Figure record extracts

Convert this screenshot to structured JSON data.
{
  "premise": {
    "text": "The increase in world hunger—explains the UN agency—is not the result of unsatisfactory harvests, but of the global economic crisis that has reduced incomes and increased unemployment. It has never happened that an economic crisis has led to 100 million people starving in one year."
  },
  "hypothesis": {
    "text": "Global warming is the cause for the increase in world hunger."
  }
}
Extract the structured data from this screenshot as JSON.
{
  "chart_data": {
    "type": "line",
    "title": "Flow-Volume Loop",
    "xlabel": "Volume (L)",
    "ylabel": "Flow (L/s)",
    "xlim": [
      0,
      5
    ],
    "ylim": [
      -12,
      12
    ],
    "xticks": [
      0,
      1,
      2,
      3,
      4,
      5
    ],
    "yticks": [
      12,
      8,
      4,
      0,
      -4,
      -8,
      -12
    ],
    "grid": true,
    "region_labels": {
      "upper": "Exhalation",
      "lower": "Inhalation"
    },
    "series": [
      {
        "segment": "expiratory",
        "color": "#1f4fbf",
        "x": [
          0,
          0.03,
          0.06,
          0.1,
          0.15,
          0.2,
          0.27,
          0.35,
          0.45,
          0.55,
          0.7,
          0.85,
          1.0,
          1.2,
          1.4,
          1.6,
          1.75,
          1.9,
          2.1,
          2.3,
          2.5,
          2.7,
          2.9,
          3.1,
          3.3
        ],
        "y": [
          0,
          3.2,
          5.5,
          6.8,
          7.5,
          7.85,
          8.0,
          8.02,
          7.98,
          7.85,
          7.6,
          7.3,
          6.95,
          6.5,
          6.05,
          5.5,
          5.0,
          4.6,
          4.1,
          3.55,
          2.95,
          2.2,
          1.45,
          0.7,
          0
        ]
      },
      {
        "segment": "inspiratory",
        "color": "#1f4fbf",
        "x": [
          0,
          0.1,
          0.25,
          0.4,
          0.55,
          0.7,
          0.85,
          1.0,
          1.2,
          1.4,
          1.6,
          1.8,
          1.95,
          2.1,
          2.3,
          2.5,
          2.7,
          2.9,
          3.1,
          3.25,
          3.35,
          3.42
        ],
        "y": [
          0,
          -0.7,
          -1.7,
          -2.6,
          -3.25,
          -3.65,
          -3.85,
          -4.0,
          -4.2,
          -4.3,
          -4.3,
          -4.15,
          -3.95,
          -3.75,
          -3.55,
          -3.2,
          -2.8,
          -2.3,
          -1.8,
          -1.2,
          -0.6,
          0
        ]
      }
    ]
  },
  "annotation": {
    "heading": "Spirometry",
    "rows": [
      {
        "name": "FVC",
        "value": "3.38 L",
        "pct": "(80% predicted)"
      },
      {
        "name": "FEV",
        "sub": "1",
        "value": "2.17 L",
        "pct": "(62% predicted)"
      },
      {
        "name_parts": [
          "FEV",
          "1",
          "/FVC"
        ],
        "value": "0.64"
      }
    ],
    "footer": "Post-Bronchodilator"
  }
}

● **Task details**:
Every entry above should be retyped exactly as shown.

● **Output for this exercise**:
Convert this screenshot to structured JSON data.
{
  "premise": {
    "text": "The increase in world hunger—explains the UN agency—is not the result of unsatisfactory harvests, but of the global economic crisis that has reduced incomes and increased unemployment. It has never happened that an economic crisis has led to 100 million people starving in one year."
  },
  "hypothesis": {
    "text": "Global warming is the cause for the increase in world hunger."
  }
}
Extract the structured data from this screenshot as JSON.
{
  "chart_data": {
    "type": "line",
    "title": "Flow-Volume Loop",
    "xlabel": "Volume (L)",
    "ylabel": "Flow (L/s)",
    "xlim": [
      0,
      5
    ],
    "ylim": [
      -12,
      12
    ],
    "xticks": [
      0,
      1,
      2,
      3,
      4,
      5
    ],
    "yticks": [
      12,
      8,
      4,
      0,
      -4,
      -8,
      -12
    ],
    "grid": true,
    "region_labels": {
      "upper": "Exhalation",
      "lower": "Inhalation"
    },
    "series": [
      {
        "segment": "expiratory",
        "color": "#1f4fbf",
        "x": [
          0,
          0.03,
          0.06,
          0.1,
          0.15,
          0.2,
          0.27,
          0.35,
          0.45,
          0.55,
          0.7,
          0.85,
          1.0,
          1.2,
          1.4,
          1.6,
          1.75,
          1.9,
          2.1,
          2.3,
          2.5,
          2.7,
          2.9,
          3.1,
          3.3
        ],
        "y": [
          0,
          3.2,
          5.5,
          6.8,
          7.5,
          7.85,
          8.0,
          8.02,
          7.98,
          7.85,
          7.6,
          7.3,
          6.95,
          6.5,
          6.05,
          5.5,
          5.0,
          4.6,
          4.1,
          3.55,
          2.95,
          2.2,
          1.45,
          0.7,
          0
        ]
      },
      {
        "segment": "inspiratory",
        "color": "#1f4fbf",
        "x": [
          0,
          0.1,
          0.25,
          0.4,
          0.55,
          0.7,
          0.85,
          1.0,
          1.2,
          1.4,
          1.6,
          1.8,
          1.95,
          2.1,
          2.3,
          2.5,
          2.7,
          2.9,
          3.1,
          3.25,
          3.35,
          3.42
        ],
        "y": [
          0,
          -0.7,
          -1.7,
          -2.6,
          -3.25,
          -3.65,
          -3.85,
          -4.0,
          -4.2,
          -4.3,
          -4.3,
          -4.15,
          -3.95,
          -3.75,
          -3.55,
          -3.2,
          -2.8,
          -2.3,
          -1.8,
          -1.2,
          -0.6,
          0
        ]
      }
    ]
  },
  "annotation": {
    "heading": "Spirometry",
    "rows": [
      {
        "name": "FVC",
        "value": "3.38 L",
        "pct": "(80% predicted)"
      },
      {
        "name": "FEV",
        "sub": "1",
        "value": "2.17 L",
        "pct": "(62% predicted)"
      },
      {
        "name_parts": [
          "FEV",
          "1",
          "/FVC"
        ],
        "value": "0.64"
      }
    ],
    "footer": "Post-Bronchodilator"
  }
}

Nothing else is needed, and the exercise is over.